▶ SHORT EXERCISE
Every line of the material is to be repeated exactly as it stands.

▶ TASK INPUT
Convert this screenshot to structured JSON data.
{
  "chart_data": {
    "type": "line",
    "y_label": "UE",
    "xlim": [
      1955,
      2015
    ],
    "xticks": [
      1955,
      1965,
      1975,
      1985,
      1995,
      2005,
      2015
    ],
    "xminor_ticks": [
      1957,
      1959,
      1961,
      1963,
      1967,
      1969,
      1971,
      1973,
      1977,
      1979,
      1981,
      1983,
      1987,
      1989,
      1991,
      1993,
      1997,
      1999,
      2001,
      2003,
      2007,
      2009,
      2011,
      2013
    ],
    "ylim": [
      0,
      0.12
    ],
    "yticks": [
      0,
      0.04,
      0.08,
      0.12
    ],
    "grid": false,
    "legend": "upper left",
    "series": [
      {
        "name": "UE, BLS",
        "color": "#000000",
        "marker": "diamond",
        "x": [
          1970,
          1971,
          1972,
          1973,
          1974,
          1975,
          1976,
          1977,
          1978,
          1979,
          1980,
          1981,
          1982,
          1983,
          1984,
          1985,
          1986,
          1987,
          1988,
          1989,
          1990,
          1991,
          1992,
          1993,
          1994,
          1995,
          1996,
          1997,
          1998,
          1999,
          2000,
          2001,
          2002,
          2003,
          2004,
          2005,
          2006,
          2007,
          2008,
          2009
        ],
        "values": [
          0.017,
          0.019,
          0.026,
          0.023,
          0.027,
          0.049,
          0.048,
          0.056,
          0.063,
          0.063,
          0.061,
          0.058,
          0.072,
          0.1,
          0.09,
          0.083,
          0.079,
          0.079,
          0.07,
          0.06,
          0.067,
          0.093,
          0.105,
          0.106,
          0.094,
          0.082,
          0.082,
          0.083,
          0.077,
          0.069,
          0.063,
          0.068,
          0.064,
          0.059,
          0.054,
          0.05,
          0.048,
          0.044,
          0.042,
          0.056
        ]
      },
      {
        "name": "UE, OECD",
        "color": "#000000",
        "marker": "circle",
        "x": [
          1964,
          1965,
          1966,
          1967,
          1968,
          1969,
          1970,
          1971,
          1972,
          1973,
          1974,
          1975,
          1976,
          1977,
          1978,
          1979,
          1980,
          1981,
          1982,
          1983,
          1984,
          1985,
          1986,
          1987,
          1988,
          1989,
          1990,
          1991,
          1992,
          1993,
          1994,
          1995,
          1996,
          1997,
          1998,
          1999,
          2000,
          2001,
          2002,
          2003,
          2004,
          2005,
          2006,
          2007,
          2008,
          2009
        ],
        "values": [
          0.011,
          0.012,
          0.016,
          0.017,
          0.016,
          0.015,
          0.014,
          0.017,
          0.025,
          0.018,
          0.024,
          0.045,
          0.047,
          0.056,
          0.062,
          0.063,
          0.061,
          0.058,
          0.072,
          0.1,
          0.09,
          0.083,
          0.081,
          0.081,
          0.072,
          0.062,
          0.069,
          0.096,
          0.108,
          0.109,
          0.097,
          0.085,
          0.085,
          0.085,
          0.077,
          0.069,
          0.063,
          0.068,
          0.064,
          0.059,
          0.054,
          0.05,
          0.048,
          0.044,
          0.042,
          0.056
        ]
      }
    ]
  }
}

▶ TASK OUTPUT
Convert this screenshot to structured JSON data.
{
  "chart_data": {
    "type": "line",
    "y_label": "UE",
    "xlim": [
      1955,
      2015
    ],
    "xticks": [
      1955,
      1965,
      1975,
      1985,
      1995,
      2005,
      2015
    ],
    "xminor_ticks": [
      1957,
      1959,
      1961,
      1963,
      1967,
      1969,
      1971,
      1973,
      1977,
      1979,
      1981,
      1983,
      1987,
      1989,
      1991,
      1993,
      1997,
      1999,
      2001,
      2003,
      2007,
      2009,
      2011,
      2013
    ],
    "ylim": [
      0,
      0.12
    ],
    "yticks": [
      0,
      0.04,
      0.08,
      0.12
    ],
    "grid": false,
    "legend": "upper left",
    "series": [
      {
        "name": "UE, BLS",
        "color": "#000000",
        "marker": "diamond",
        "x": [
          1970,
          1971,
          1972,
          1973,
          1974,
          1975,
          1976,
          1977,
          1978,
          1979,
          1980,
          1981,
          1982,
          1983,
          1984,
          1985,
          1986,
          1987,
          1988,
          1989,
          1990,
          1991,
          1992,
          1993,
          1994,
          1995,
          1996,
          1997,
          1998,
          1999,
          2000,
          2001,
          2002,
          2003,
          2004,
          2005,
          2006,
          2007,
          2008,
          2009
        ],
        "values": [
          0.017,
          0.019,
          0.026,
          0.023,
          0.027,
          0.049,
          0.048,
          0.056,
          0.063,
          0.063,
          0.061,
          0.058,
          0.072,
          0.1,
          0.09,
          0.083,
          0.079,
          0.079,
          0.07,
          0.06,
          0.067,
          0.093,
          0.105,
          0.106,
          0.094,
          0.082,
          0.082,
          0.083,
          0.077,
          0.069,
          0.063,
          0.068,
          0.064,
          0.059,
          0.054,
          0.05,
          0.048,
          0.044,
          0.042,
          0.056
        ]
      },
      {
        "name": "UE, OECD",
        "color": "#000000",
        "marker": "circle",
        "x": [
          1964,
          1965,
          1966,
          1967,
          1968,
          1969,
          1970,
          1971,
          1972,
          1973,
          1974,
          1975,
          1976,
          1977,
          1978,
          1979,
          1980,
          1981,
          1982,
          1983,
          1984,
          1985,
          1986,
          1987,
          1988,
          1989,
          1990,
          1991,
          1992,
          1993,
          1994,
          1995,
          1996,
          1997,
          1998,
          1999,
          2000,
          2001,
          2002,
          2003,
          2004,
          2005,
          2006,
          2007,
          2008,
          2009
        ],
        "values": [
          0.011,
          0.012,
          0.016,
          0.017,
          0.016,
          0.015,
          0.014,
          0.017,
          0.025,
          0.018,
          0.024,
          0.045,
          0.047,
          0.056,
          0.062,
          0.063,
          0.061,
          0.058,
          0.072,
          0.1,
          0.09,
          0.083,
          0.081,
          0.081,
          0.072,
          0.062,
          0.069,
          0.096,
          0.108,
          0.109,
          0.097,
          0.085,
          0.085,
          0.085,
          0.077,
          0.069,
          0.063,
          0.068,
          0.064,
          0.059,
          0.054,
          0.05,
          0.048,
          0.044,
          0.042,
          0.056
        ]
      }
    ]
  }
}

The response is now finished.